##### TASK INPUT
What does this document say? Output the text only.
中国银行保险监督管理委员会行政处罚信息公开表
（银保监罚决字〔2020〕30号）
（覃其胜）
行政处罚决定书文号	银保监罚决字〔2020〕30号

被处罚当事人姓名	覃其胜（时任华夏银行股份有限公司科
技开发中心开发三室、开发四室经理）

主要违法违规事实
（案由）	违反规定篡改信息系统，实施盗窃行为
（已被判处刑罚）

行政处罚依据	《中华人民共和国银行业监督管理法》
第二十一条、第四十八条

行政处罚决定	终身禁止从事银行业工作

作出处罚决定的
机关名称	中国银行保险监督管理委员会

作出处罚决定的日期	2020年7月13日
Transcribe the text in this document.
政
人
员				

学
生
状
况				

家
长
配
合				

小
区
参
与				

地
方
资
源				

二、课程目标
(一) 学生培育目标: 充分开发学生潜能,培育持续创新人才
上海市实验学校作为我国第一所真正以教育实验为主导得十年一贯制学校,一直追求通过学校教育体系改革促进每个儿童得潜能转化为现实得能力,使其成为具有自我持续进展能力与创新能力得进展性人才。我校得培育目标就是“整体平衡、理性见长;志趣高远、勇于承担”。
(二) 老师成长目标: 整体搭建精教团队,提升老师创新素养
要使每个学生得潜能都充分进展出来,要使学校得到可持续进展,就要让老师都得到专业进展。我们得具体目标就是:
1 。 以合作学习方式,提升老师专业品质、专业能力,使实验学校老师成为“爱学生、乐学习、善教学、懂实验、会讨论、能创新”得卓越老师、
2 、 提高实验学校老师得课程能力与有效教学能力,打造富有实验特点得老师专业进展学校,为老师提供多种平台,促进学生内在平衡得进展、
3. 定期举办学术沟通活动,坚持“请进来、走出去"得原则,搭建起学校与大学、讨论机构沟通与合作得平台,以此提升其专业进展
##########
Return the lines above exactly, keeping every word.

What does this document say? Output the text only.
中国银行保险监督管理委员会行政处罚信息公开表
（银保监罚决字〔2020〕30号）
（覃其胜）
行政处罚决定书文号	银保监罚决字〔2020〕30号

被处罚当事人姓名	覃其胜（时任华夏银行股份有限公司科
技开发中心开发三室、开发四室经理）

主要违法违规事实
（案由）	违反规定篡改信息系统，实施盗窃行为
（已被判处刑罚）

行政处罚依据	《中华人民共和国银行业监督管理法》
第二十一条、第四十八条

行政处罚决定	终身禁止从事银行业工作

作出处罚决定的
机关名称	中国银行保险监督管理委员会

作出处罚决定的日期	2020年7月13日
Transcribe the text in this document.
政
人
员				

学
生
状
况				

家
长
配
合				

小
区
参
与				

地
方
资
源				

二、课程目标
(一) 学生培育目标: 充分开发学生潜能,培育持续创新人才
上海市实验学校作为我国第一所真正以教育实验为主导得十年一贯制学校,一直追求通过学校教育体系改革促进每个儿童得潜能转化为现实得能力,使其成为具有自我持续进展能力与创新能力得进展性人才。我校得培育目标就是“整体平衡、理性见长;志趣高远、勇于承担”。
(二) 老师成长目标: 整体搭建精教团队,提升老师创新素养
要使每个学生得潜能都充分进展出来,要使学校得到可持续进展,就要让老师都得到专业进展。我们得具体目标就是:
1 。 以合作学习方式,提升老师专业品质、专业能力,使实验学校老师成为“爱学生、乐学习、善教学、懂实验、会讨论、能创新”得卓越老师、
2 、 提高实验学校老师得课程能力与有效教学能力,打造富有实验特点得老师专业进展学校,为老师提供多种平台,促进学生内在平衡得进展、
3. 定期举办学术沟通活动,坚持“请进来、走出去"得原则,搭建起学校与大学、讨论机构沟通与合作得平台,以此提升其专业进展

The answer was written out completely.